***** Recorded information

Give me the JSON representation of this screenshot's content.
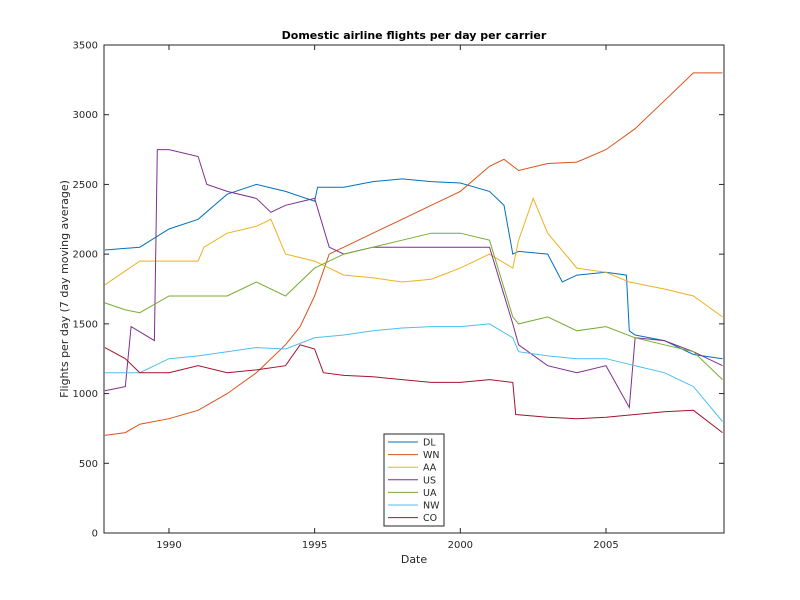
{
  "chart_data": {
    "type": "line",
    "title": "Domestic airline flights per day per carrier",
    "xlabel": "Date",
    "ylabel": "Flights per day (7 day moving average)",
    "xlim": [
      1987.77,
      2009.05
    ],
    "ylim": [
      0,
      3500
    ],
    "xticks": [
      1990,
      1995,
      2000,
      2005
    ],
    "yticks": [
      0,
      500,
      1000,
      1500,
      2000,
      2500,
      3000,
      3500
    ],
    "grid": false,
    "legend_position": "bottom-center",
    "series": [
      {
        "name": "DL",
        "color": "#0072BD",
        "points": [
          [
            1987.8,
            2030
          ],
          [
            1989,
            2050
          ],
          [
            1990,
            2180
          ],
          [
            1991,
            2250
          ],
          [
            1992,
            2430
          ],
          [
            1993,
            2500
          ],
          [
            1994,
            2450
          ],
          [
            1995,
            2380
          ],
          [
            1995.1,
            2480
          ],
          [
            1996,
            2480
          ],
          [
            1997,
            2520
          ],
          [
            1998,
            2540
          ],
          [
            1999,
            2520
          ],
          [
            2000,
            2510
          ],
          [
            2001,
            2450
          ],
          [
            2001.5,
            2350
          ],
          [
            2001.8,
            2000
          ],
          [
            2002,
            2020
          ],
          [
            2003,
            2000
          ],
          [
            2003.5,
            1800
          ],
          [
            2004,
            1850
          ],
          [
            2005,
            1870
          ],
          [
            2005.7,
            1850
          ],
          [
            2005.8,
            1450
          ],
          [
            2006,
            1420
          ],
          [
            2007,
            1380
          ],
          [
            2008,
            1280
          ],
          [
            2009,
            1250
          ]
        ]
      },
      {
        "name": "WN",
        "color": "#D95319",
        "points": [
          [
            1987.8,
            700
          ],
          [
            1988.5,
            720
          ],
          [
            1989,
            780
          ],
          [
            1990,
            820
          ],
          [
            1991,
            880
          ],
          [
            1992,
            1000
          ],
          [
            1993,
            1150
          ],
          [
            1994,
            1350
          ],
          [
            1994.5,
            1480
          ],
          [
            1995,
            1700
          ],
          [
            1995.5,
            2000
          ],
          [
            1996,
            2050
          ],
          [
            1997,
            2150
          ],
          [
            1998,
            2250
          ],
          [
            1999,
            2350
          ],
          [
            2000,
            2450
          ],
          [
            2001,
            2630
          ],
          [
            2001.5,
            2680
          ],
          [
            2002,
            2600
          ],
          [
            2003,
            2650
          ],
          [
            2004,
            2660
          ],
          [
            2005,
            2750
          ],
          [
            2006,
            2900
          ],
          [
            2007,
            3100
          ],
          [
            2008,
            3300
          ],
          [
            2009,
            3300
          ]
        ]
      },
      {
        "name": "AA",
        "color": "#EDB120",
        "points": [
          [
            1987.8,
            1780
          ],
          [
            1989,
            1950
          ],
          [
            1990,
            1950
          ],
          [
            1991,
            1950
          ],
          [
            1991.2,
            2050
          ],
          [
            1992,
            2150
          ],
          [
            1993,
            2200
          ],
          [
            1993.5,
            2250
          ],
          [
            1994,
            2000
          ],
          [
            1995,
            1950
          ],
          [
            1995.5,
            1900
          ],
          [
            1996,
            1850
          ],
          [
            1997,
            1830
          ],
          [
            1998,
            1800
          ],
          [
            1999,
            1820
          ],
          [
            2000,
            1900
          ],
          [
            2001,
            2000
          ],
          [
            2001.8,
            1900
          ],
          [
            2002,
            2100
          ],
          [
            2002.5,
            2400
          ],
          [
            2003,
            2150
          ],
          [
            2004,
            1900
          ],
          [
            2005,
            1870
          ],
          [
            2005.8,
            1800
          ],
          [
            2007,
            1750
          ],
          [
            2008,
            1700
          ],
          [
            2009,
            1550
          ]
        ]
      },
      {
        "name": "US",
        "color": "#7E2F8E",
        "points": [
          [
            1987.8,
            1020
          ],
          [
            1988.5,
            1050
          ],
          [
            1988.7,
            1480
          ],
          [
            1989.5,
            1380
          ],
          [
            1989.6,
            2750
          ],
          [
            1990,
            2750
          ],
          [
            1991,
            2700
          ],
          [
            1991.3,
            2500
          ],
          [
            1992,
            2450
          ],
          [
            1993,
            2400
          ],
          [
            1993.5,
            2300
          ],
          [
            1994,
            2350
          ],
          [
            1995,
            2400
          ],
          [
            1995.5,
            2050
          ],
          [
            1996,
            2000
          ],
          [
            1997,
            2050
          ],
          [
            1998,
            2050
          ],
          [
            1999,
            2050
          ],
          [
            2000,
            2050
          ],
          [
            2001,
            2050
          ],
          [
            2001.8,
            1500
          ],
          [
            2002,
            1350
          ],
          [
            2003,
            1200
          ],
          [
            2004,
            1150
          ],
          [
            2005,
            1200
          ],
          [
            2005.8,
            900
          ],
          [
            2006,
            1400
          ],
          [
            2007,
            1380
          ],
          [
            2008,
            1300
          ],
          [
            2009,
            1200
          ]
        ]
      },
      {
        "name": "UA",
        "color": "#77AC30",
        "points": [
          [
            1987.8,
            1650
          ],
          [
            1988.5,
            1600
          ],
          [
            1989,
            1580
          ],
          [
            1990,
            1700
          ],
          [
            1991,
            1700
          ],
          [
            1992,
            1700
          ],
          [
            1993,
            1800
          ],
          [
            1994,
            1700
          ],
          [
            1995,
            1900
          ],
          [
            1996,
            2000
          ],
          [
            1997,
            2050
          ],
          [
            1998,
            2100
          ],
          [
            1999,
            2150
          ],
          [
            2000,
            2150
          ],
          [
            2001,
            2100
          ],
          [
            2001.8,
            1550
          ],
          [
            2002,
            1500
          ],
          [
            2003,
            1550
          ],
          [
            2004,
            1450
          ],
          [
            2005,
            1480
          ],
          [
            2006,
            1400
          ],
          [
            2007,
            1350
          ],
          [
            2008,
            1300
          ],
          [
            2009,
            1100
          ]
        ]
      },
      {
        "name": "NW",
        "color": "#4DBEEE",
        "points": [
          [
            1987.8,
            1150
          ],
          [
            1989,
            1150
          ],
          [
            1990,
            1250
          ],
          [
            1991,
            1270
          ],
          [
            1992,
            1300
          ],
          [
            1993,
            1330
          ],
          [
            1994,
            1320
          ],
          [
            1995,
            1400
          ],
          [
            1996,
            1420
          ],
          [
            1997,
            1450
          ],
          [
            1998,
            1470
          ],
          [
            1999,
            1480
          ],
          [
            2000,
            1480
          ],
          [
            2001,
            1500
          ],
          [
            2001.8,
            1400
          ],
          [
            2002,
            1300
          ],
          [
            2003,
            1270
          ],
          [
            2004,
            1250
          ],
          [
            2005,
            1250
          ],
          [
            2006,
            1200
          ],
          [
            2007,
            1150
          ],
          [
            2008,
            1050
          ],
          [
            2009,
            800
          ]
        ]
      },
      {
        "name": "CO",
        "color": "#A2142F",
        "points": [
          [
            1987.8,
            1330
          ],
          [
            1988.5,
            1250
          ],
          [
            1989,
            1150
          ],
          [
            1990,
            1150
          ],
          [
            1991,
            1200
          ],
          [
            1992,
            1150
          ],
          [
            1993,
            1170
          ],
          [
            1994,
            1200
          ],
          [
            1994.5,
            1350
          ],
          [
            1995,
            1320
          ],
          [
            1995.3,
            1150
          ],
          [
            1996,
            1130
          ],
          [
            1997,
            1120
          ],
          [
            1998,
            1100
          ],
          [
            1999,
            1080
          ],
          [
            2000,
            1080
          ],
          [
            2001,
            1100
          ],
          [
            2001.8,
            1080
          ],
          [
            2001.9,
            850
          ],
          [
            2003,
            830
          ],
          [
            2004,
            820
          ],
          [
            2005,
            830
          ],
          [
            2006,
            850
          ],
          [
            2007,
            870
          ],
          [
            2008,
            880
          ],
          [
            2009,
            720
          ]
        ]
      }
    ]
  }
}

**********
***** Recorded information

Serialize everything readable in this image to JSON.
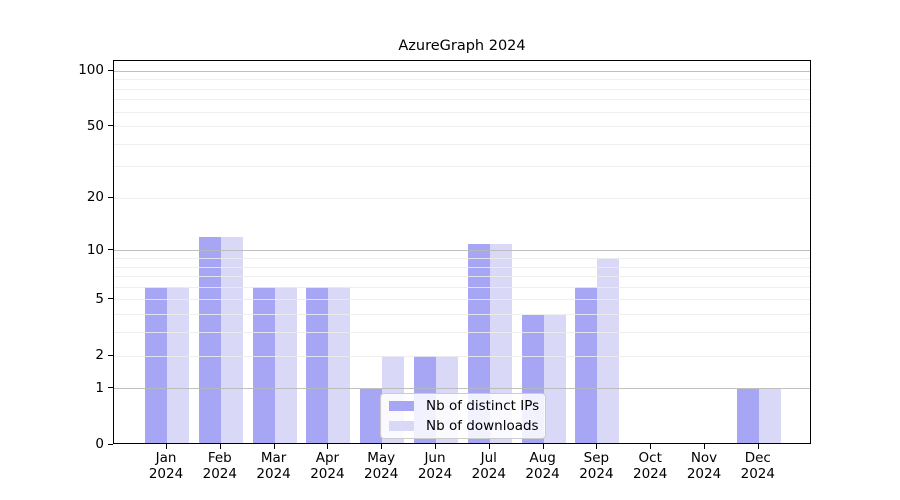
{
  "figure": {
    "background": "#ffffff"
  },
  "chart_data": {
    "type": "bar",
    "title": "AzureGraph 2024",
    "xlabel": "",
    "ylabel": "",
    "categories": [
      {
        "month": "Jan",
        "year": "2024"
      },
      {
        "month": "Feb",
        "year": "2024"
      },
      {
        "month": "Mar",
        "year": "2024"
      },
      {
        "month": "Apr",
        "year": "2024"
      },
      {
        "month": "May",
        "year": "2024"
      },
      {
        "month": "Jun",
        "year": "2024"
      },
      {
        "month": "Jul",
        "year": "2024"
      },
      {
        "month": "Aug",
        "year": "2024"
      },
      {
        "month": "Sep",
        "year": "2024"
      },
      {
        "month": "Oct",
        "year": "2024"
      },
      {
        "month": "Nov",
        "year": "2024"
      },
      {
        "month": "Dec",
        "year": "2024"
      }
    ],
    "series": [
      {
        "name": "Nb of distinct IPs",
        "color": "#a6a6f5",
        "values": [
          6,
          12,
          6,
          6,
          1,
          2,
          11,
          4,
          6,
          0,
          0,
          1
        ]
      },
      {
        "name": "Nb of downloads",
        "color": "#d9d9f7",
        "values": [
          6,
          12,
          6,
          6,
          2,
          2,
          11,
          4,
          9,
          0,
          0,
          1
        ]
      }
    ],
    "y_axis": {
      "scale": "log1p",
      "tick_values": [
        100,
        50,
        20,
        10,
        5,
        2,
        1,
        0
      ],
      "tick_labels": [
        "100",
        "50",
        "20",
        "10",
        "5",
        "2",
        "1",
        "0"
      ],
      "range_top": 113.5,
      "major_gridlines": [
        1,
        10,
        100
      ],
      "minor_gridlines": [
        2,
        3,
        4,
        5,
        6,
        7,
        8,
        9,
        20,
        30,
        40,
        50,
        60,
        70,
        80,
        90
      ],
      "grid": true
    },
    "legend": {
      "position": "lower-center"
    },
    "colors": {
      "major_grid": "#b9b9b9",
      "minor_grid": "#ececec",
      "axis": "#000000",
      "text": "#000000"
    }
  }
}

**********

Request:
Looking back at the lines above, state how many contain the word "this", and supply nothing besides the number.

Task solution:
2